►

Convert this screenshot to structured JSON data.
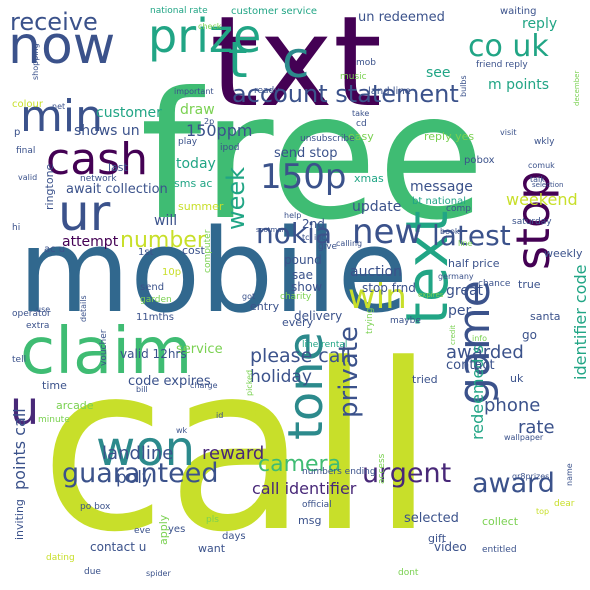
{
  "palette": {
    "yellowgreen": "#c8df2a",
    "teal": "#21a585",
    "green": "#3fbc73",
    "blue": "#31688e",
    "purple": "#482878",
    "dark": "#440154",
    "lime": "#7ad151",
    "slate": "#3b528b",
    "cyan": "#2c8a8c",
    "lightgreen": "#9dd93b"
  },
  "words": [
    {
      "text": "call",
      "color": "yellowgreen"
    },
    {
      "text": "free",
      "color": "green"
    },
    {
      "text": "txt",
      "color": "dark"
    },
    {
      "text": "mobile",
      "color": "blue"
    },
    {
      "text": "now",
      "color": "slate"
    },
    {
      "text": "claim",
      "color": "green"
    },
    {
      "text": "text",
      "color": "teal"
    },
    {
      "text": "prize",
      "color": "teal"
    },
    {
      "text": "stop",
      "color": "dark"
    },
    {
      "text": "ur",
      "color": "slate"
    },
    {
      "text": "won",
      "color": "cyan"
    },
    {
      "text": "cash",
      "color": "dark"
    },
    {
      "text": "min",
      "color": "slate"
    },
    {
      "text": "t",
      "color": "teal"
    },
    {
      "text": "c",
      "color": "cyan"
    },
    {
      "text": "tone",
      "color": "cyan"
    },
    {
      "text": "game",
      "color": "slate"
    },
    {
      "text": "150p",
      "color": "slate"
    },
    {
      "text": "u",
      "color": "purple"
    },
    {
      "text": "new",
      "color": "slate"
    },
    {
      "text": "win",
      "color": "yellowgreen"
    },
    {
      "text": "nokia",
      "color": "slate"
    },
    {
      "text": "latest",
      "color": "slate"
    },
    {
      "text": "account statement",
      "color": "slate"
    },
    {
      "text": "receive",
      "color": "slate"
    },
    {
      "text": "co uk",
      "color": "teal"
    },
    {
      "text": "guaranteed",
      "color": "slate"
    },
    {
      "text": "urgent",
      "color": "purple"
    },
    {
      "text": "award",
      "color": "slate"
    },
    {
      "text": "private",
      "color": "slate"
    },
    {
      "text": "camera",
      "color": "green"
    },
    {
      "text": "week",
      "color": "teal"
    },
    {
      "text": "number",
      "color": "yellowgreen"
    },
    {
      "text": "please call",
      "color": "slate"
    },
    {
      "text": "landline",
      "color": "slate"
    },
    {
      "text": "reward",
      "color": "purple"
    },
    {
      "text": "awarded",
      "color": "slate"
    },
    {
      "text": "holiday",
      "color": "slate"
    },
    {
      "text": "poly",
      "color": "slate"
    },
    {
      "text": "points call",
      "color": "slate"
    },
    {
      "text": "call identifier",
      "color": "purple"
    },
    {
      "text": "rate",
      "color": "slate"
    },
    {
      "text": "phone",
      "color": "slate"
    },
    {
      "text": "redeemed s",
      "color": "teal"
    },
    {
      "text": "identifier code",
      "color": "teal"
    },
    {
      "text": "weekend",
      "color": "yellowgreen"
    },
    {
      "text": "150ppm",
      "color": "slate"
    },
    {
      "text": "shows un",
      "color": "slate"
    },
    {
      "text": "customer",
      "color": "teal"
    },
    {
      "text": "draw",
      "color": "lime"
    },
    {
      "text": "m points",
      "color": "teal"
    },
    {
      "text": "reply",
      "color": "teal"
    },
    {
      "text": "un redeemed",
      "color": "slate"
    },
    {
      "text": "see",
      "color": "teal"
    },
    {
      "text": "today",
      "color": "teal"
    },
    {
      "text": "message",
      "color": "slate"
    },
    {
      "text": "update",
      "color": "slate"
    },
    {
      "text": "send stop",
      "color": "slate"
    },
    {
      "text": "await collection",
      "color": "slate"
    },
    {
      "text": "attempt",
      "color": "dark"
    },
    {
      "text": "will",
      "color": "slate"
    },
    {
      "text": "auction",
      "color": "slate"
    },
    {
      "text": "per",
      "color": "slate"
    },
    {
      "text": "great",
      "color": "slate"
    },
    {
      "text": "code expires",
      "color": "slate"
    },
    {
      "text": "service",
      "color": "lime"
    },
    {
      "text": "contact",
      "color": "slate"
    },
    {
      "text": "selected",
      "color": "slate"
    },
    {
      "text": "contact u",
      "color": "slate"
    },
    {
      "text": "video",
      "color": "slate"
    },
    {
      "text": "collect",
      "color": "lime"
    },
    {
      "text": "sms ac",
      "color": "teal"
    },
    {
      "text": "summer",
      "color": "yellowgreen"
    },
    {
      "text": "xmas",
      "color": "teal"
    },
    {
      "text": "2nd",
      "color": "slate"
    },
    {
      "text": "ringtone",
      "color": "slate"
    },
    {
      "text": "cost",
      "color": "slate"
    },
    {
      "text": "sae",
      "color": "slate"
    },
    {
      "text": "show",
      "color": "slate"
    },
    {
      "text": "pound",
      "color": "slate"
    },
    {
      "text": "stop frnd",
      "color": "slate"
    },
    {
      "text": "delivery",
      "color": "slate"
    },
    {
      "text": "valid 12hrs",
      "color": "slate"
    },
    {
      "text": "tried",
      "color": "slate"
    },
    {
      "text": "go",
      "color": "slate"
    },
    {
      "text": "apply",
      "color": "lime"
    },
    {
      "text": "time",
      "color": "slate"
    },
    {
      "text": "arcade",
      "color": "lime"
    },
    {
      "text": "offer",
      "color": "yellowgreen"
    },
    {
      "text": "uk",
      "color": "slate"
    },
    {
      "text": "entry",
      "color": "slate"
    },
    {
      "text": "every",
      "color": "slate"
    },
    {
      "text": "santa",
      "color": "slate"
    },
    {
      "text": "half price",
      "color": "slate"
    },
    {
      "text": "true",
      "color": "slate"
    },
    {
      "text": "weekly",
      "color": "slate"
    },
    {
      "text": "gift",
      "color": "slate"
    },
    {
      "text": "msg",
      "color": "slate"
    },
    {
      "text": "want",
      "color": "slate"
    },
    {
      "text": "yes",
      "color": "slate"
    },
    {
      "text": "colour",
      "color": "yellowgreen"
    },
    {
      "text": "last",
      "color": "slate"
    },
    {
      "text": "easy",
      "color": "lime"
    },
    {
      "text": "reply yes",
      "color": "lime"
    },
    {
      "text": "pobox",
      "color": "slate"
    },
    {
      "text": "bt national",
      "color": "teal"
    },
    {
      "text": "comp",
      "color": "slate"
    },
    {
      "text": "saturday",
      "color": "slate"
    },
    {
      "text": "wkly",
      "color": "slate"
    },
    {
      "text": "comuk",
      "color": "slate"
    },
    {
      "text": "talk",
      "color": "slate"
    },
    {
      "text": "friend reply",
      "color": "slate"
    },
    {
      "text": "waiting",
      "color": "slate"
    },
    {
      "text": "land line",
      "color": "slate"
    },
    {
      "text": "mob",
      "color": "slate"
    },
    {
      "text": "music",
      "color": "lime"
    },
    {
      "text": "ready",
      "color": "slate"
    },
    {
      "text": "national rate",
      "color": "teal"
    },
    {
      "text": "customer service",
      "color": "teal"
    },
    {
      "text": "play",
      "color": "slate"
    },
    {
      "text": "ipod",
      "color": "slate"
    },
    {
      "text": "2p",
      "color": "slate"
    },
    {
      "text": "unsubscribe",
      "color": "slate"
    },
    {
      "text": "cd",
      "color": "slate"
    },
    {
      "text": "network",
      "color": "slate"
    },
    {
      "text": "net",
      "color": "slate"
    },
    {
      "text": "final",
      "color": "slate"
    },
    {
      "text": "hi",
      "color": "slate"
    },
    {
      "text": "ac u",
      "color": "slate"
    },
    {
      "text": "1st",
      "color": "slate"
    },
    {
      "text": "10p",
      "color": "yellowgreen"
    },
    {
      "text": "send",
      "color": "slate"
    },
    {
      "text": "11mths",
      "color": "slate"
    },
    {
      "text": "garden",
      "color": "lime"
    },
    {
      "text": "computer",
      "color": "lime"
    },
    {
      "text": "charity",
      "color": "lime"
    },
    {
      "text": "give",
      "color": "slate"
    },
    {
      "text": "calling",
      "color": "slate"
    },
    {
      "text": "book",
      "color": "slate"
    },
    {
      "text": "chance",
      "color": "slate"
    },
    {
      "text": "germany",
      "color": "slate"
    },
    {
      "text": "line rental",
      "color": "teal"
    },
    {
      "text": "trying",
      "color": "lime"
    },
    {
      "text": "maybe",
      "color": "slate"
    },
    {
      "text": "info",
      "color": "lime"
    },
    {
      "text": "voucher",
      "color": "slate"
    },
    {
      "text": "operator",
      "color": "slate"
    },
    {
      "text": "extra",
      "color": "slate"
    },
    {
      "text": "tell",
      "color": "slate"
    },
    {
      "text": "minute",
      "color": "lime"
    },
    {
      "text": "bill",
      "color": "slate"
    },
    {
      "text": "charge",
      "color": "slate"
    },
    {
      "text": "picked",
      "color": "lime"
    },
    {
      "text": "id",
      "color": "slate"
    },
    {
      "text": "wk",
      "color": "slate"
    },
    {
      "text": "inviting",
      "color": "slate"
    },
    {
      "text": "po box",
      "color": "slate"
    },
    {
      "text": "dating",
      "color": "yellowgreen"
    },
    {
      "text": "due",
      "color": "slate"
    },
    {
      "text": "eve",
      "color": "slate"
    },
    {
      "text": "spider",
      "color": "slate"
    },
    {
      "text": "days",
      "color": "slate"
    },
    {
      "text": "pls",
      "color": "lime"
    },
    {
      "text": "official",
      "color": "slate"
    },
    {
      "text": "numbers ending",
      "color": "slate"
    },
    {
      "text": "access",
      "color": "lime"
    },
    {
      "text": "entitled",
      "color": "slate"
    },
    {
      "text": "dont",
      "color": "lime"
    },
    {
      "text": "wallpaper",
      "color": "slate"
    },
    {
      "text": "gr8prizes",
      "color": "slate"
    },
    {
      "text": "dear",
      "color": "yellowgreen"
    },
    {
      "text": "name",
      "color": "slate"
    },
    {
      "text": "check",
      "color": "lime"
    },
    {
      "text": "important",
      "color": "slate"
    },
    {
      "text": "shopping",
      "color": "slate"
    },
    {
      "text": "valid",
      "color": "slate"
    },
    {
      "text": "take",
      "color": "slate"
    },
    {
      "text": "bulbs",
      "color": "slate"
    },
    {
      "text": "visit",
      "color": "slate"
    },
    {
      "text": "selection",
      "color": "slate"
    },
    {
      "text": "december",
      "color": "lime"
    },
    {
      "text": "help",
      "color": "slate"
    },
    {
      "text": "scotman",
      "color": "slate"
    },
    {
      "text": "tc",
      "color": "slate"
    },
    {
      "text": "inc",
      "color": "slate"
    },
    {
      "text": "line",
      "color": "lime"
    },
    {
      "text": "got",
      "color": "slate"
    },
    {
      "text": "details",
      "color": "slate"
    },
    {
      "text": "use",
      "color": "slate"
    },
    {
      "text": "p",
      "color": "slate"
    },
    {
      "text": "expires",
      "color": "lime"
    },
    {
      "text": "credit",
      "color": "lime"
    },
    {
      "text": "top",
      "color": "yellowgreen"
    }
  ]
}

◄

- Work instructions: Of the lines in the material, how many hold the word "national"? Reply with the number only.

- Response: 2